Task statement: Go through the data below and gather each line containing "artist".

Data lines:
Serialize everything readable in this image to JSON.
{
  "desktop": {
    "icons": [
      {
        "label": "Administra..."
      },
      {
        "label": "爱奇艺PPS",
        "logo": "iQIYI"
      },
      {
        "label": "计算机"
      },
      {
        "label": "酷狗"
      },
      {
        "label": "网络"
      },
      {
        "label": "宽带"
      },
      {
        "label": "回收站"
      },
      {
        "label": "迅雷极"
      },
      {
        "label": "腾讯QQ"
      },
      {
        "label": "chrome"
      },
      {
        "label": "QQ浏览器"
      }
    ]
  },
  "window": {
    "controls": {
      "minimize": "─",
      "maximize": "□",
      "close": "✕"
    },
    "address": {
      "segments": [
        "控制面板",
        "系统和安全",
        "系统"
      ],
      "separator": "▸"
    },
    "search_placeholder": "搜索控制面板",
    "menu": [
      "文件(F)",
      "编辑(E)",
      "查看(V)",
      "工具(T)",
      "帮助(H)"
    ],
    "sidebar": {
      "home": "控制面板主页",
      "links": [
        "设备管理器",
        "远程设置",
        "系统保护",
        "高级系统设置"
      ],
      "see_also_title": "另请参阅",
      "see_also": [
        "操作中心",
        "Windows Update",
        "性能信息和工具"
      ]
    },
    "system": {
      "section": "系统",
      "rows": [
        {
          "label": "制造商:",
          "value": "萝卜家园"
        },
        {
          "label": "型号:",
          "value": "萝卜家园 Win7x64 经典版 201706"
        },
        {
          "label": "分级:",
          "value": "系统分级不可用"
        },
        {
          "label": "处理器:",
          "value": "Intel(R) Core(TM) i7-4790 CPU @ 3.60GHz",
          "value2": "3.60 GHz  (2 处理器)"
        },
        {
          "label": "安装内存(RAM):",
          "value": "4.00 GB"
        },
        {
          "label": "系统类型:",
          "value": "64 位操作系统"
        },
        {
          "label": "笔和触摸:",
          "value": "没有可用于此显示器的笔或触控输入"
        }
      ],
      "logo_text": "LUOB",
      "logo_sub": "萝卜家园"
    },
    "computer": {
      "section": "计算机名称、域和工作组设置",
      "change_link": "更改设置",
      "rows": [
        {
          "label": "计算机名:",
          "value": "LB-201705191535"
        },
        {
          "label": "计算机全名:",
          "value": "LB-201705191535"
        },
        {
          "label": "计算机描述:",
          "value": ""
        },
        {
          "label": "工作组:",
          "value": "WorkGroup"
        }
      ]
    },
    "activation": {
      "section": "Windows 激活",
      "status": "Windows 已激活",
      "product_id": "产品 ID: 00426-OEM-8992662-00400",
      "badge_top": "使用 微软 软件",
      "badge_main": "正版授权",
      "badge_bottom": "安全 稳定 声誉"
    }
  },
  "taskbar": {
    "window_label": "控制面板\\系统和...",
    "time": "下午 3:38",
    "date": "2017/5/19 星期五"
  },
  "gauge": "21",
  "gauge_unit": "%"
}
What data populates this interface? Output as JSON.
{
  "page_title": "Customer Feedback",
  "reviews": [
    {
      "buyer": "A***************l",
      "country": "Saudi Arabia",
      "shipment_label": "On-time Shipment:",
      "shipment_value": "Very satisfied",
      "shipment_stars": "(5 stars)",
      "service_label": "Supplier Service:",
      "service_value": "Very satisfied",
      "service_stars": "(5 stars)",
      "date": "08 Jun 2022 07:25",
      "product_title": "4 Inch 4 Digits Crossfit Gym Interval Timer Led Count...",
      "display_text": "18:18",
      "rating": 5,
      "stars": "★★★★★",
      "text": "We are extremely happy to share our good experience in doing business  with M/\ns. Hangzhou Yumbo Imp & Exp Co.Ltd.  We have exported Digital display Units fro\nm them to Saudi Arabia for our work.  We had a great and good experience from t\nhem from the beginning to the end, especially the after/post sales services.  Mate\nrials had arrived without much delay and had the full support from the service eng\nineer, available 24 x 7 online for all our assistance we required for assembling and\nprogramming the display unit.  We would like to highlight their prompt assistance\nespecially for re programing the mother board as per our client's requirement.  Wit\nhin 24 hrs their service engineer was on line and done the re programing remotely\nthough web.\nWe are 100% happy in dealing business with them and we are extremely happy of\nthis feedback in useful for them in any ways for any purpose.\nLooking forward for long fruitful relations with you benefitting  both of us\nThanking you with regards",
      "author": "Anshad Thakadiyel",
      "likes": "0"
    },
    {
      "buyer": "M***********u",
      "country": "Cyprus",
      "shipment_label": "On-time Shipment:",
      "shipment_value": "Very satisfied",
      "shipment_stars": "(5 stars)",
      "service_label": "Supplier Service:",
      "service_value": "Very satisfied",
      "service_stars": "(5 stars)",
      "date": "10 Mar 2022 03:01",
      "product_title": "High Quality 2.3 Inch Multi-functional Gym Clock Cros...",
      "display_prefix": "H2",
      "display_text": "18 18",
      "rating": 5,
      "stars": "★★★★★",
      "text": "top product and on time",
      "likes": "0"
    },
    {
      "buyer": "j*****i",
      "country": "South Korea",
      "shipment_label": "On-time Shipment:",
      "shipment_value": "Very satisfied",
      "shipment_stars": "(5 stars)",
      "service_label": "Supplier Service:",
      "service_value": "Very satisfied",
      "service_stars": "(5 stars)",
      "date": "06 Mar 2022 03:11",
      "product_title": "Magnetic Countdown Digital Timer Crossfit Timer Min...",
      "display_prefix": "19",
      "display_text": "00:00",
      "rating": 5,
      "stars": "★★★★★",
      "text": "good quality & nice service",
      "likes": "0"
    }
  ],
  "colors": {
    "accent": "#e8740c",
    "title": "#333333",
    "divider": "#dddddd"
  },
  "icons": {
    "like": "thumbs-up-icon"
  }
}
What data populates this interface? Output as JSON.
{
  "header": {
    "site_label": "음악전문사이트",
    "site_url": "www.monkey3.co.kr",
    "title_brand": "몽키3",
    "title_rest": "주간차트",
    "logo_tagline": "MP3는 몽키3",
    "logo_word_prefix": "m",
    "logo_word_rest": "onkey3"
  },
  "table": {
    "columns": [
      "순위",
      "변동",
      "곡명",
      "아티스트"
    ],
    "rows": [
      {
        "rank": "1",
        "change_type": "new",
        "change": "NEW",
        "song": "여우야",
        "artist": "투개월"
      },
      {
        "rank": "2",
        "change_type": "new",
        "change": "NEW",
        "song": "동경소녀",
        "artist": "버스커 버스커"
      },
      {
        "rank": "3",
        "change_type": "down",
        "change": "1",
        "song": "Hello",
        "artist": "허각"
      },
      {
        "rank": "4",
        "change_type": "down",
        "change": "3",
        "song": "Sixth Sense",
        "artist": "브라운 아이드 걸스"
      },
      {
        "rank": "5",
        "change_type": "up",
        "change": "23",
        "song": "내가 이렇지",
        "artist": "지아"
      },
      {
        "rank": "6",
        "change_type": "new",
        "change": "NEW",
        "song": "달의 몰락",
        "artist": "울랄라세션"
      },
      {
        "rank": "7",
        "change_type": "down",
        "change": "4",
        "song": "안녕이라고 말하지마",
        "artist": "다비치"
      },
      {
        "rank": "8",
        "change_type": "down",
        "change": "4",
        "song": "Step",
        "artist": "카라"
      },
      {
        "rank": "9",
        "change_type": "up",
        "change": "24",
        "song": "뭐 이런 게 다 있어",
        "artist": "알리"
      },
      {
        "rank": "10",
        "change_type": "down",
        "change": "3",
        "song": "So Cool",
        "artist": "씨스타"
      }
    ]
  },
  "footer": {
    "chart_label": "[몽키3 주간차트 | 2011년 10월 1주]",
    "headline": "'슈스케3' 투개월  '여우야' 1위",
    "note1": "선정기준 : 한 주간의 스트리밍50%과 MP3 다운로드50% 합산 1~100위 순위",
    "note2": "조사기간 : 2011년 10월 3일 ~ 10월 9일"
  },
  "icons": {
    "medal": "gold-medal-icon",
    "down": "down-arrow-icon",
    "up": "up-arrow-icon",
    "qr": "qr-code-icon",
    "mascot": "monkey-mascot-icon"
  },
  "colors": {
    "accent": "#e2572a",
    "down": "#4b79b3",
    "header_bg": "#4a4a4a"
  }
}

Finished exercise:
        "artist": "투개월"
        "artist": "버스커 버스커"
        "artist": "허각"
        "artist": "브라운 아이드 걸스"
        "artist": "지아"
        "artist": "울랄라세션"
        "artist": "다비치"
        "artist": "카라"
        "artist": "알리"
        "artist": "씨스타"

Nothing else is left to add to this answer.